Which lines below hold the word "dash"? Copy all of them.

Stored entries
....................

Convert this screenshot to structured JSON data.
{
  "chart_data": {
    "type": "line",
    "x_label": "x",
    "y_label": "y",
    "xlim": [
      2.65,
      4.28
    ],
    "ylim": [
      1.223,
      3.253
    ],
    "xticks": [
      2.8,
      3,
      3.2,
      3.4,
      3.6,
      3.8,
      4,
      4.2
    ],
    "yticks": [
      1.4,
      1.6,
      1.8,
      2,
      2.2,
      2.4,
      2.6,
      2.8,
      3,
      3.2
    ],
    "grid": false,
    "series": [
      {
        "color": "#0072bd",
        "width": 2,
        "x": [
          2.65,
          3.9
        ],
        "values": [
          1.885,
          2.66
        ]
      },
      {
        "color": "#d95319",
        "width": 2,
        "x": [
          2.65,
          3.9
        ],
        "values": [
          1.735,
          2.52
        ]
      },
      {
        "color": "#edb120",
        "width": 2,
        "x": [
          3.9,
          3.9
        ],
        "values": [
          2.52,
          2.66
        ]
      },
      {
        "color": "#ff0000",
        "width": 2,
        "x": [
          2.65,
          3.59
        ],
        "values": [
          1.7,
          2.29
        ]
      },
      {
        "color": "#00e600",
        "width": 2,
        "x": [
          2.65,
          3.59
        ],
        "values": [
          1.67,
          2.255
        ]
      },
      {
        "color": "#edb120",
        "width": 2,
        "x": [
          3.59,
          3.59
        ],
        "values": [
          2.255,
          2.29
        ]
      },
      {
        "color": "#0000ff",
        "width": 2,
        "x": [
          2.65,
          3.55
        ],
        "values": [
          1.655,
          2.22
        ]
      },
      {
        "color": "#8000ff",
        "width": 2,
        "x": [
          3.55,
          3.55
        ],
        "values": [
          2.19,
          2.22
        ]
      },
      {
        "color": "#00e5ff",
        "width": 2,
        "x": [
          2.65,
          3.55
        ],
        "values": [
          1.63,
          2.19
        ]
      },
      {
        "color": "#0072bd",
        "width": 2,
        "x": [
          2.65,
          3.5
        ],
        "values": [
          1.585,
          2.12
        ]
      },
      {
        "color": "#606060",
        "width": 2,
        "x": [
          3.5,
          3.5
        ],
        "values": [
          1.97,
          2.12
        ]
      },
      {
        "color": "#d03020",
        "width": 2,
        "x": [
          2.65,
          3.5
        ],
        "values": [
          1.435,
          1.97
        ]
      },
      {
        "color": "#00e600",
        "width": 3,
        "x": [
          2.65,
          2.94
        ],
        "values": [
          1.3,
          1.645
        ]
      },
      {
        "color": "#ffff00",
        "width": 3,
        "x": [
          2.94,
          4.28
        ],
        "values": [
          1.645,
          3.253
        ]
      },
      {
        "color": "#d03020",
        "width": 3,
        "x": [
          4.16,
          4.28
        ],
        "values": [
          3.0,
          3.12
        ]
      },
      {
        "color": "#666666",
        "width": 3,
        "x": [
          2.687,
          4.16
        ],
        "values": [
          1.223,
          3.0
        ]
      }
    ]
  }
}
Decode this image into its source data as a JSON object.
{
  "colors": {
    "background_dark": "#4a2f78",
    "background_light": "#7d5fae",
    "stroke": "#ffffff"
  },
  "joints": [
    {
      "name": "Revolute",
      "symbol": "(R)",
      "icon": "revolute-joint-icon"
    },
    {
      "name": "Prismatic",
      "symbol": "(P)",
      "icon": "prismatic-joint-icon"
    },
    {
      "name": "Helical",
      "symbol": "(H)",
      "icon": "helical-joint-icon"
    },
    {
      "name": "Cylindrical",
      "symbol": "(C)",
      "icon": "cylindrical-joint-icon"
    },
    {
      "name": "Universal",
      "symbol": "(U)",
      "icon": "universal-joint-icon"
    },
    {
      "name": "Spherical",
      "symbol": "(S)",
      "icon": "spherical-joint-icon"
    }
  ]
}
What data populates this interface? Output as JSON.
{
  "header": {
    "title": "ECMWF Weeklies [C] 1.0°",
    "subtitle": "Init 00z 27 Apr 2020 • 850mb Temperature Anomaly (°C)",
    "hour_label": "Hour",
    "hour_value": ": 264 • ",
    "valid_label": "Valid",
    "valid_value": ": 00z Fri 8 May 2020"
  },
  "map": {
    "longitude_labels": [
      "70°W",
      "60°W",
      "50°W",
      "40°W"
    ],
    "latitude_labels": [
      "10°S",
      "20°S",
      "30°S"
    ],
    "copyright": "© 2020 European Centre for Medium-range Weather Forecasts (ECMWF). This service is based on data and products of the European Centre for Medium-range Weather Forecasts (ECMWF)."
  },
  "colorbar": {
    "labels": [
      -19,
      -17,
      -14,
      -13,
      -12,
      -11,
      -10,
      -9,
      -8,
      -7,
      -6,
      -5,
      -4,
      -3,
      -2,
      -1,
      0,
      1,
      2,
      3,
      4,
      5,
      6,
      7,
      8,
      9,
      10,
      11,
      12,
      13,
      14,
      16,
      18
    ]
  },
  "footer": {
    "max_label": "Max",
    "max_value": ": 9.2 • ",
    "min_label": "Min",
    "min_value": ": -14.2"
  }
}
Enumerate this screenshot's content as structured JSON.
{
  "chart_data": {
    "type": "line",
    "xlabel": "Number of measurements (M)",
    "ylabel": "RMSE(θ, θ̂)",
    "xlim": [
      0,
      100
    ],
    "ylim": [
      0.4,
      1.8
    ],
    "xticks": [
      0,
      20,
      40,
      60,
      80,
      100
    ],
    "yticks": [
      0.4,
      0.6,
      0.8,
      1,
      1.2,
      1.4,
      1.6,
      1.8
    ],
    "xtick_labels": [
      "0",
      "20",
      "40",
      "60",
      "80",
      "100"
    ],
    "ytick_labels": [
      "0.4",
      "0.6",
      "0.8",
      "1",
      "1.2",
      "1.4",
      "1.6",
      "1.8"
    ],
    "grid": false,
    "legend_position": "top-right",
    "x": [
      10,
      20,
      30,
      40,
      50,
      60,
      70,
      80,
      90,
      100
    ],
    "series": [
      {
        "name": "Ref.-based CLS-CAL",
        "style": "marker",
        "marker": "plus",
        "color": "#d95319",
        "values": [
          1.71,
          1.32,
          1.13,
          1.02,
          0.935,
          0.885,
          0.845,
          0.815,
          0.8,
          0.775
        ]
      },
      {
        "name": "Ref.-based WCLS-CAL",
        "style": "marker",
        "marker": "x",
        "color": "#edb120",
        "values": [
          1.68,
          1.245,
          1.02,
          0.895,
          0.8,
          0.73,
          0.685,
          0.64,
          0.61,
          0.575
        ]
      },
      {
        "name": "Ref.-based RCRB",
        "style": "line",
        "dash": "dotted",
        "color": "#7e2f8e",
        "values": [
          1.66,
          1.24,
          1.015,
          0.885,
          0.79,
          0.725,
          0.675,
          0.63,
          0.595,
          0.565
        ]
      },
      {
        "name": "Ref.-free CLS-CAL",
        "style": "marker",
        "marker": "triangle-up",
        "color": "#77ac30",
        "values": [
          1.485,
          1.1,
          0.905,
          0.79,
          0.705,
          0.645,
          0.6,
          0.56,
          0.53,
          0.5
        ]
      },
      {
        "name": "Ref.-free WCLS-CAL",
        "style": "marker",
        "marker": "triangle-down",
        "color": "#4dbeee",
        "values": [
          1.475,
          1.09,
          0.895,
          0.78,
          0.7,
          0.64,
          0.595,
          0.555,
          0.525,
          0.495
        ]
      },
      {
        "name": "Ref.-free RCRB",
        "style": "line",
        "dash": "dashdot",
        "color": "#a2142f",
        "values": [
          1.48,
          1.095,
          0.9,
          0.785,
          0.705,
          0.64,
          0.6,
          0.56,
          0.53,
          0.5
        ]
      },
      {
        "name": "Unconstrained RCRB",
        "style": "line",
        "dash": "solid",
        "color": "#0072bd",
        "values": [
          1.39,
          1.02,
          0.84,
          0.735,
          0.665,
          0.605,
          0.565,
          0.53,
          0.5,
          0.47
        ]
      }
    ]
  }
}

....................

**Exercise output**
        "dash": "dotted",
        "dash": "dashdot",
        "dash": "solid",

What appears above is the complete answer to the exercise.